- Task goal
Show every line where "TECU" occurs.

Extracts from a graphics dataset

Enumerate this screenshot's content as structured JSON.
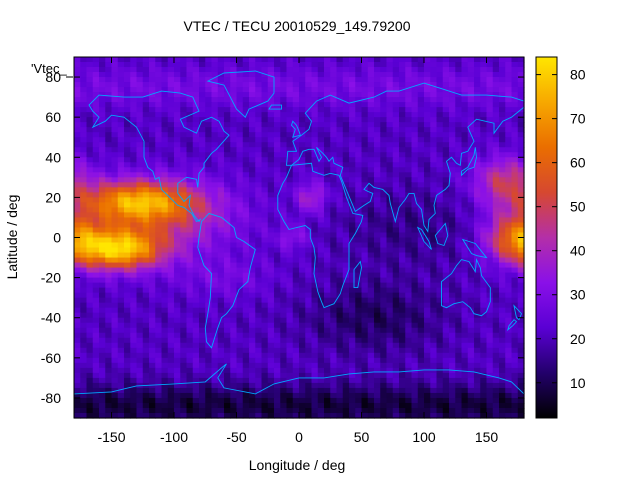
{
  "chart_data": {
    "type": "heatmap",
    "title": "VTEC / TECU 20010529_149.79200",
    "xlabel": "Longitude / deg",
    "ylabel": "Latitude / deg",
    "xlim": [
      -180,
      180
    ],
    "ylim": [
      -90,
      90
    ],
    "x_ticks": [
      -150,
      -100,
      -50,
      0,
      50,
      100,
      150
    ],
    "y_ticks": [
      -80,
      -60,
      -40,
      -20,
      0,
      20,
      40,
      60,
      80
    ],
    "colorbar": {
      "range": [
        2,
        84
      ],
      "ticks": [
        10,
        20,
        30,
        40,
        50,
        60,
        70,
        80
      ],
      "palette": "black-purple-blue-magenta-red-orange-yellow",
      "colors": [
        "#000000",
        "#23006b",
        "#5a00d4",
        "#8a10e8",
        "#b42fa8",
        "#d64830",
        "#ea6e00",
        "#f7a800",
        "#ffe600"
      ]
    },
    "legend": {
      "label": "'Vtec_",
      "placement": "top-left"
    },
    "overlay": "continent coastlines",
    "overlay_color": "#00a8ff",
    "grid": false,
    "notes": "Equatorial anomaly crests peak near lon -150 to -120 (~80 TECU) and lon 170-180 (~60 TECU); minimum (~2-5 TECU) over southern high latitudes."
  }
}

- Complete response
    "title": "VTEC / TECU 20010529_149.79200",
    "notes": "Equatorial anomaly crests peak near lon -150 to -120 (~80 TECU) and lon 170-180 (~60 TECU); minimum (~2-5 TECU) over southern high latitudes."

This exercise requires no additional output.